#### Given exercise a:
Transcribe the passage of the power analysis text between "true_ar_daily = true_car" and "np.random.normal(true_ar_daily, event_sigma, L_event)", inclusive.

#### Selected text:
►

9. Power Analysis: Monte Carlo Simulation¶

Understanding Test Power¶

Power = Probability of rejecting $H_0$ when it is false

We want tests with:

Correct size (reject at stated significance level under $H_0$ )
High power (detect true effects)

Simulation Setup¶

Generate synthetic abnormal returns with known properties
Apply different tests
Measure rejection rates under $H_0$ (size) and $H_1$ (power)

def simulate_event_study(N: int, T_est: int, L_event: int,
                         true_car: float = 0.0,
                         sigma: float = 0.02,
                         event_variance_multiplier: float = 1.0) -> List[Dict]:
    """
    Simulate event study data for power analysis.
    
    Parameters:
    -----------
    N : int
        Number of events
    T_est : int
        Estimation window length
    L_event : int
        Event window length
    true_car : float
        True cumulative abnormal return (0 under null)
    sigma : float
        Residual standard deviation
    event_variance_multiplier : float
        Multiplier for event window variance (>1 means event-induced variance)
    
    Returns:
    --------
    List of simulated event results
    """
    results = []
    
    # True abnormal return per day (spread evenly)
    true_ar_daily = true_car / L_event
    
    for i in range(N):
        # Generate estimation period residuals
        est_residuals = np.random.normal(0, sigma, T_est)
        
        # Generate event window abnormal returns
        event_sigma = sigma * np.sqrt(event_variance_multiplier)
        event_ar = np.random.normal(true_ar_daily, event_sigma, L_event)
        
        # Create mock model
        model = MarketModelResults(
            alpha=0.0,
            beta=1.0,
            sigma=np.std(est_residuals, ddof=2),
            r_squared=0.3,
            n_obs=T_est,
            market_mean=0.0005,
            market_var=T_est * 0.0001,
            residuals=est_residuals
        )
        
        # Create event data
        event_data = pd.DataFrame({
            'event_time': range(-L_event//2, L_event//2 + L_event%2),
            'stock_ret': event_ar + 0.0005,  # Add expected return
            'market_ret': np.random.normal(0.0005, 0.01, L_event),
            'expected_ret': np.full(L_event, 0.0005),
            'AR': event_ar
        })
        
        results.append({
            'model': model,
            'event_data': event_data
        })
    
    return results


def run_simulation_tests(sim_results: List[Dict], tau1: int, tau2: int) -> Dict:
    """
    Run all tests on simulated data.
    """
    # Convert to format expected by test functions
    class MockResult:
        def __init__(self, d):
            self.model = d['model']
            self.event_data = d['event_data']
    
    mock_results = [MockResult(d) for d in sim_results]
    
    cs = cross_sectional_t_test(mock_results, tau1, tau2)

◄

Data items
►

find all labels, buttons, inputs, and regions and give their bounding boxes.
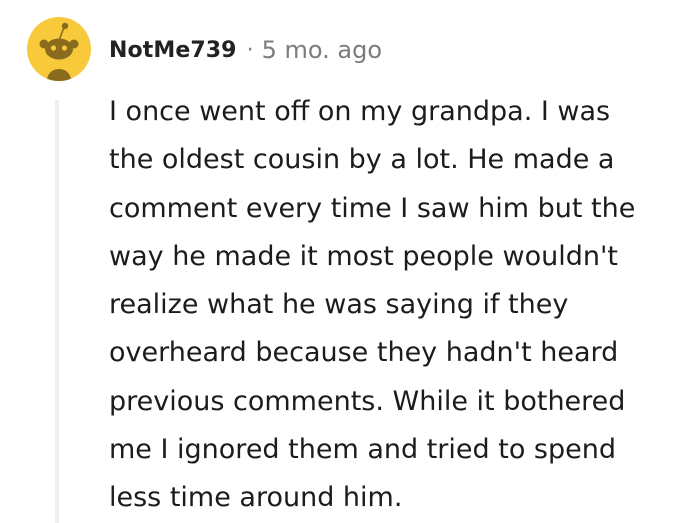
comment-body-line: I once went off on my grandpa. I was [109,96,611,127]
username-link[interactable]: NotMe739 [109,38,237,63]
snoo-avatar-icon[interactable] [27,17,91,81]
comment-body-line: comment every time I saw him but the [109,192,636,224]
comment-header: NotMe739 · 5 mo. ago [109,34,382,66]
comment-body-line: overheard because they hadn't heard [109,337,619,369]
meta-separator: · [246,37,254,63]
thread-collapse-line[interactable] [55,100,59,523]
comment-body-line: me I ignored them and tried to spend [109,434,617,466]
comment-timestamp[interactable]: 5 mo. ago [262,36,382,64]
comment-body: I once went off on my grandpa. I was the… [109,88,694,523]
comment: NotMe739 · 5 mo. ago I once went off on … [0,0,700,523]
comment-body-line: previous comments. While it bothered [109,385,626,417]
comment-body-line: realize what he was saying if they [109,289,569,321]
comment-body-line: less time around him. [109,482,403,514]
comment-body-line: way he made it most people wouldn't [109,240,618,272]
snoo-icon [39,22,79,81]
comment-body-line: the oldest cousin by a lot. He made a [109,144,615,176]
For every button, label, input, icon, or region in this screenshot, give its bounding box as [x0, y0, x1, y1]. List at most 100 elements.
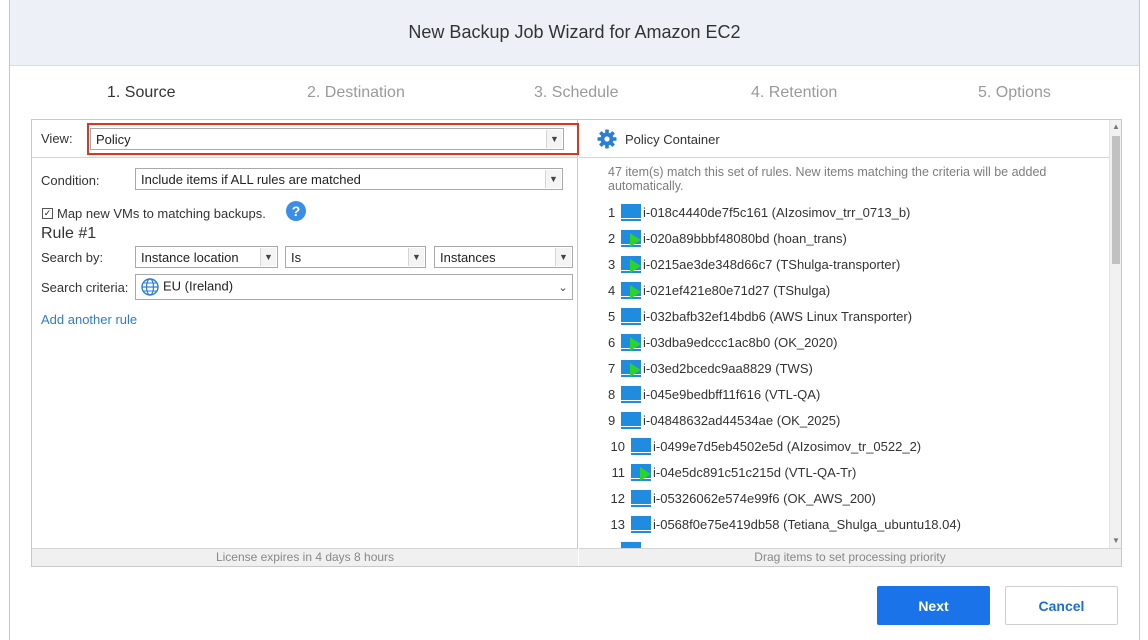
- step-source[interactable]: 1. Source: [107, 84, 175, 102]
- vm-transporter-icon: [621, 255, 641, 273]
- vm-icon: [631, 489, 651, 507]
- vm-icon: [621, 203, 641, 221]
- step-schedule[interactable]: 3. Schedule: [534, 84, 619, 102]
- vm-item-number: 3: [608, 256, 616, 272]
- vm-item-number: 12: [610, 490, 625, 506]
- chevron-down-icon: ⌄: [558, 281, 568, 294]
- search-by-label: Search by:: [41, 250, 104, 265]
- priority-footer: Drag items to set processing priority: [579, 548, 1121, 566]
- condition-select-value: Include items if ALL rules are matched: [141, 172, 361, 187]
- vm-list: 1 i-018c4440de7f5c161 (AIzosimov_trr_0713…: [579, 202, 1109, 548]
- view-select-value: Policy: [96, 132, 131, 147]
- vm-item-label: i-020a89bbbf48080bd (hoan_trans): [643, 230, 847, 246]
- container-title: Policy Container: [625, 132, 720, 147]
- vm-item-number: 13: [610, 516, 625, 532]
- vm-transporter-icon: [621, 229, 641, 247]
- vm-item-number: 11: [611, 464, 626, 480]
- vm-item-label: i-0568f0e75e419db58 (Tetiana_Shulga_ubun…: [653, 516, 961, 532]
- target-value: Instances: [440, 250, 496, 265]
- vm-item-label: i-032bafb32ef14bdb6 (AWS Linux Transport…: [643, 308, 913, 324]
- policy-container-panel: Policy Container 47 item(s) match this s…: [579, 120, 1121, 566]
- vm-item-label: i-045e9bedbff11f616 (VTL-QA): [643, 386, 821, 402]
- chevron-down-icon: ▼: [260, 248, 276, 266]
- vm-item-number: 5: [608, 308, 616, 324]
- container-header: Policy Container: [579, 120, 1109, 158]
- vm-list-item[interactable]: 11 i-04e5dc891c51c215d (VTL-QA-Tr): [608, 462, 856, 482]
- vm-item-number: 6: [608, 334, 616, 350]
- cancel-button[interactable]: Cancel: [1005, 586, 1118, 625]
- criteria-value: EU (Ireland): [163, 278, 234, 294]
- vm-transporter-icon: [621, 281, 641, 299]
- chevron-down-icon: ▼: [546, 130, 562, 148]
- vm-icon: [631, 437, 651, 455]
- wizard-window: New Backup Job Wizard for Amazon EC2 1. …: [9, 0, 1140, 640]
- vm-item-number: 8: [608, 386, 616, 402]
- match-summary: 47 item(s) match this set of rules. New …: [608, 165, 1047, 193]
- condition-select[interactable]: Include items if ALL rules are matched ▼: [135, 168, 563, 190]
- vm-item-label: i-0499e7d5eb4502e5d (AIzosimov_tr_0522_2…: [653, 438, 922, 454]
- list-scrollbar[interactable]: ▲ ▼: [1109, 120, 1121, 548]
- vm-item-label: i-03dba9edccc1ac8b0 (OK_2020): [643, 334, 838, 350]
- criteria-select[interactable]: EU (Ireland) ⌄: [135, 274, 573, 300]
- scroll-up-icon[interactable]: ▲: [1110, 120, 1122, 134]
- view-row: View: Policy ▼: [32, 120, 579, 158]
- vm-item-label: i-04848632ad44534ae (OK_2025): [643, 412, 841, 428]
- vm-item-label: i-05326062e574e99f6 (OK_AWS_200): [653, 490, 876, 506]
- add-rule-link[interactable]: Add another rule: [41, 312, 137, 327]
- vm-list-item[interactable]: 6 i-03dba9edccc1ac8b0 (OK_2020): [608, 332, 837, 352]
- wizard-title: New Backup Job Wizard for Amazon EC2: [408, 22, 741, 42]
- vm-list-item[interactable]: 3 i-0215ae3de348d66c7 (TShulga-transporte…: [608, 254, 900, 274]
- vm-list-item[interactable]: 5 i-032bafb32ef14bdb6 (AWS Linux Transpor…: [608, 306, 912, 326]
- globe-icon: [141, 278, 159, 296]
- vm-list-item[interactable]: 2 i-020a89bbbf48080bd (hoan_trans): [608, 228, 847, 248]
- vm-list-item[interactable]: 4 i-021ef421e80e71d27 (TShulga): [608, 280, 830, 300]
- scroll-down-icon[interactable]: ▼: [1110, 534, 1122, 548]
- vm-item-label: i-018c4440de7f5c161 (AIzosimov_trr_0713_…: [643, 204, 911, 220]
- vm-icon: [621, 307, 641, 325]
- vm-icon: [631, 515, 651, 533]
- vm-list-item[interactable]: 7 i-03ed2bcedc9aa8829 (TWS): [608, 358, 813, 378]
- vm-transporter-icon: [621, 359, 641, 377]
- vm-item-number: 2: [608, 230, 616, 246]
- chevron-down-icon: ▼: [408, 248, 424, 266]
- vm-list-item[interactable]: 13 i-0568f0e75e419db58 (Tetiana_Shulga_ub…: [608, 514, 961, 534]
- vm-icon: [621, 385, 641, 403]
- vm-list-item[interactable]: 1 i-018c4440de7f5c161 (AIzosimov_trr_0713…: [608, 202, 910, 222]
- wizard-content: View: Policy ▼ Condition: Include items …: [31, 119, 1122, 567]
- license-footer: License expires in 4 days 8 hours: [32, 548, 578, 566]
- help-icon[interactable]: ?: [286, 201, 306, 221]
- vm-item-label: i-03ed2bcedc9aa8829 (TWS): [643, 360, 813, 376]
- target-select[interactable]: Instances ▼: [434, 246, 573, 268]
- vm-item-number: 1: [608, 204, 616, 220]
- step-destination[interactable]: 2. Destination: [307, 84, 405, 102]
- vm-item-label: i-021ef421e80e71d27 (TShulga): [643, 282, 831, 298]
- vm-item-label: i-0215ae3de348d66c7 (TShulga-transporter…: [643, 256, 901, 272]
- vm-item-number: 4: [608, 282, 616, 298]
- next-button[interactable]: Next: [877, 586, 990, 625]
- vm-transporter-icon: [631, 463, 651, 481]
- view-label: View:: [41, 131, 73, 146]
- map-vms-checkbox[interactable]: ✓: [42, 208, 53, 219]
- wizard-steps: 1. Source 2. Destination 3. Schedule 4. …: [10, 66, 1139, 119]
- step-options[interactable]: 5. Options: [978, 84, 1051, 102]
- vm-list-item[interactable]: 9 i-04848632ad44534ae (OK_2025): [608, 410, 840, 430]
- search-by-value: Instance location: [141, 250, 239, 265]
- map-vms-label: Map new VMs to matching backups.: [57, 206, 266, 221]
- vm-item-label: i-04e5dc891c51c215d (VTL-QA-Tr): [653, 464, 857, 480]
- title-bar: New Backup Job Wizard for Amazon EC2: [10, 0, 1139, 66]
- vm-transporter-icon: [621, 333, 641, 351]
- view-select[interactable]: Policy ▼: [90, 128, 564, 150]
- vm-item-number: 9: [608, 412, 616, 428]
- vm-list-item[interactable]: 10 i-0499e7d5eb4502e5d (AIzosimov_tr_0522…: [608, 436, 921, 456]
- gear-icon: [597, 129, 617, 149]
- step-retention[interactable]: 4. Retention: [751, 84, 837, 102]
- scroll-thumb[interactable]: [1112, 136, 1120, 264]
- operator-select[interactable]: Is ▼: [285, 246, 426, 268]
- condition-label: Condition:: [41, 173, 100, 188]
- vm-list-item[interactable]: 8 i-045e9bedbff11f616 (VTL-QA): [608, 384, 820, 404]
- chevron-down-icon: ▼: [545, 170, 561, 188]
- search-by-select[interactable]: Instance location ▼: [135, 246, 278, 268]
- vm-item-number: 7: [608, 360, 616, 376]
- vm-list-item[interactable]: 12 i-05326062e574e99f6 (OK_AWS_200): [608, 488, 876, 508]
- vm-list-item[interactable]: [608, 540, 643, 548]
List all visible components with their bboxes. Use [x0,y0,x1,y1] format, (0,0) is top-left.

◄

#### Given exercise b:
Update the records between the lines holding "comment-body-line: I once" and "comment: NotMe739 ·", inclusive, by replacing "comment-body-line" with "comment-text-line" and leaving everything else unchanged. Return only those lines.

#### Complete answer a:
true_ar_daily = true_car / L_event
    
    for i in range(N):
        # Generate estimation period residuals
        est_residuals = np.random.normal(0, sigma, T_est)
        
        # Generate event window abnormal returns
        event_sigma = sigma * np.sqrt(event_variance_multiplier)
        event_ar = np.random.normal(true_ar_daily, event_sigma, L_event)

#### Complete answer b:
comment-text-line: I once went off on my grandpa. I was [109,96,611,127]
username-link[interactable]: NotMe739 [109,38,237,63]
snoo-avatar-icon[interactable] [27,17,91,81]
comment-text-line: comment every time I saw him but the [109,192,636,224]
comment-header: NotMe739 · 5 mo. ago [109,34,382,66]
comment-text-line: overheard because they hadn't heard [109,337,619,369]
meta-separator: · [246,37,254,63]
thread-collapse-line[interactable] [55,100,59,523]
comment-text-line: me I ignored them and tried to spend [109,434,617,466]
comment-timestamp[interactable]: 5 mo. ago [262,36,382,64]
comment-body: I once went off on my grandpa. I was the… [109,88,694,523]
comment: NotMe739 · 5 mo. ago I once went off on … [0,0,700,523]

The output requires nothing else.